Return a copy of each line that holds the string "Meteorología".
══ DATA EXCERPTS
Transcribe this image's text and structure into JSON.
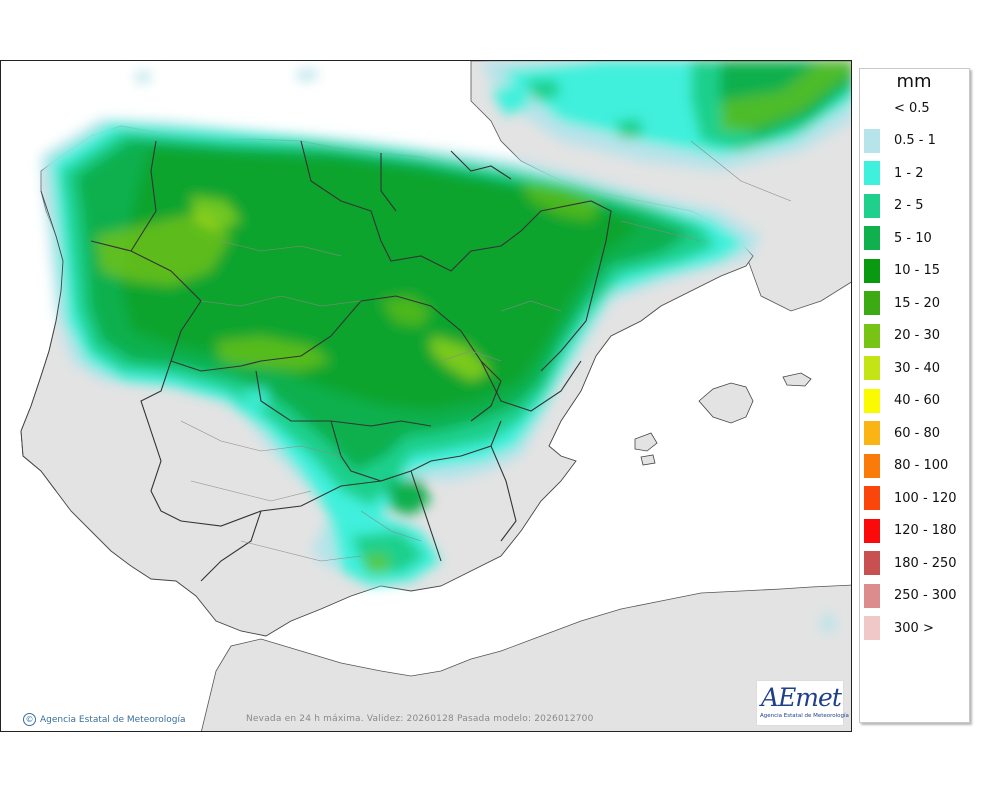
{
  "map": {
    "caption": "Nevada en 24 h máxima. Validez: 20260128 Pasada modelo: 2026012700",
    "copyright": "Agencia Estatal de Meteorología",
    "logo": {
      "wordmark_a": "A",
      "wordmark_rest": "Emet",
      "subtitle": "Agencia Estatal de Meteorología"
    },
    "colors": {
      "land": "#e3e3e3",
      "sea": "#ffffff",
      "border": "#2e2e2e"
    }
  },
  "legend": {
    "unit": "mm",
    "items": [
      {
        "label": "< 0.5",
        "color": ""
      },
      {
        "label": "0.5 - 1",
        "color": "#b7e3ea"
      },
      {
        "label": "1 - 2",
        "color": "#3ff0dc"
      },
      {
        "label": "2 - 5",
        "color": "#1fd08c"
      },
      {
        "label": "5 - 10",
        "color": "#10b04e"
      },
      {
        "label": "10 - 15",
        "color": "#0a9a12"
      },
      {
        "label": "15 - 20",
        "color": "#3daa14"
      },
      {
        "label": "20 - 30",
        "color": "#78c414"
      },
      {
        "label": "30 - 40",
        "color": "#c4e416"
      },
      {
        "label": "40 - 60",
        "color": "#fafa00"
      },
      {
        "label": "60 - 80",
        "color": "#fab414"
      },
      {
        "label": "80 - 100",
        "color": "#fa7a0a"
      },
      {
        "label": "100 - 120",
        "color": "#fa460a"
      },
      {
        "label": "120 - 180",
        "color": "#fa0a0a"
      },
      {
        "label": "180 - 250",
        "color": "#c85050"
      },
      {
        "label": "250 - 300",
        "color": "#dc8c8c"
      },
      {
        "label": "300 >",
        "color": "#f0c8c8"
      }
    ]
  }
}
════
> **WRITTEN SOLUTION**:
    "copyright": "Agencia Estatal de Meteorología",
      "subtitle": "Agencia Estatal de Meteorología"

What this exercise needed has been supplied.